- **Short task**
Below is a listing to transcribe in full and exactly; keep the pictures out.
[start of Provided entries]
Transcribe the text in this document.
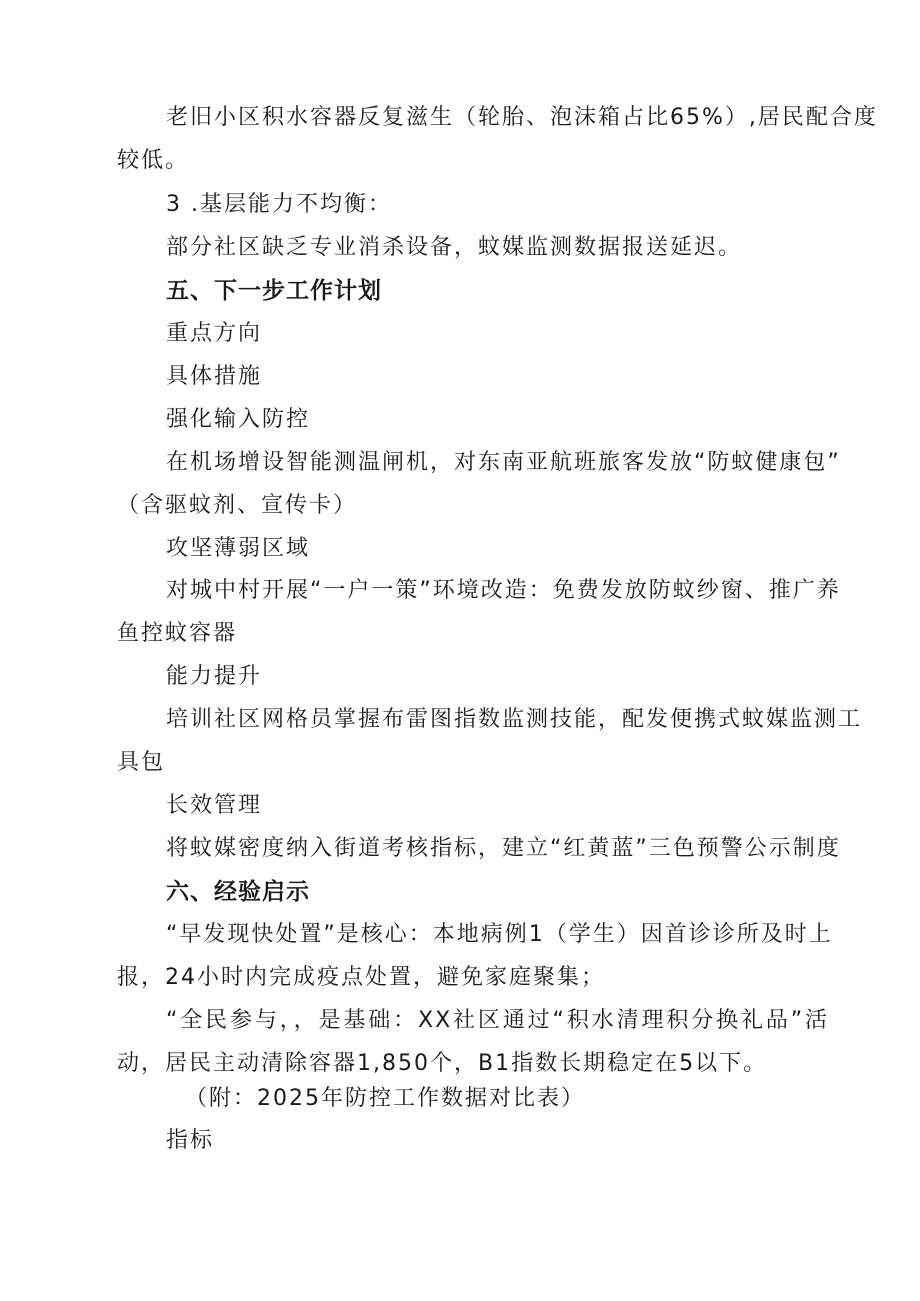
老旧小区积水容器反复滋生（轮胎、泡沫箱占比65%）,居民配合度
较低。
3 .基层能力不均衡：
部分社区缺乏专业消杀设备，蚊媒监测数据报送延迟。
五、下一步工作计划
重点方向
具体措施
强化输入防控
在机场增设智能测温闸机，对东南亚航班旅客发放“防蚊健康包”
（含驱蚊剂、宣传卡）
攻坚薄弱区域
对城中村开展“一户一策”环境改造：免费发放防蚊纱窗、推广养
鱼控蚊容器
能力提升
培训社区网格员掌握布雷图指数监测技能，配发便携式蚊媒监测工
具包
长效管理
将蚊媒密度纳入街道考核指标，建立“红黄蓝”三色预警公示制度
六、经验启示
“早发现快处置”是核心：本地病例1（学生）因首诊诊所及时上
报，24小时内完成疫点处置，避免家庭聚集；
“全民参与，，是基础：XX社区通过“积水清理积分换礼品”活
动，居民主动清除容器1,850个，B1指数长期稳定在5以下。
（附：2025年防控工作数据对比表）
指标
[end of Provided entries]
- **Finished exercise**
Transcribe the text in this document.
老旧小区积水容器反复滋生（轮胎、泡沫箱占比65%）,居民配合度
较低。
3 .基层能力不均衡：
部分社区缺乏专业消杀设备，蚊媒监测数据报送延迟。
五、下一步工作计划
重点方向
具体措施
强化输入防控
在机场增设智能测温闸机，对东南亚航班旅客发放“防蚊健康包”
（含驱蚊剂、宣传卡）
攻坚薄弱区域
对城中村开展“一户一策”环境改造：免费发放防蚊纱窗、推广养
鱼控蚊容器
能力提升
培训社区网格员掌握布雷图指数监测技能，配发便携式蚊媒监测工
具包
长效管理
将蚊媒密度纳入街道考核指标，建立“红黄蓝”三色预警公示制度
六、经验启示
“早发现快处置”是核心：本地病例1（学生）因首诊诊所及时上
报，24小时内完成疫点处置，避免家庭聚集；
“全民参与，，是基础：XX社区通过“积水清理积分换礼品”活
动，居民主动清除容器1,850个，B1指数长期稳定在5以下。
（附：2025年防控工作数据对比表）
指标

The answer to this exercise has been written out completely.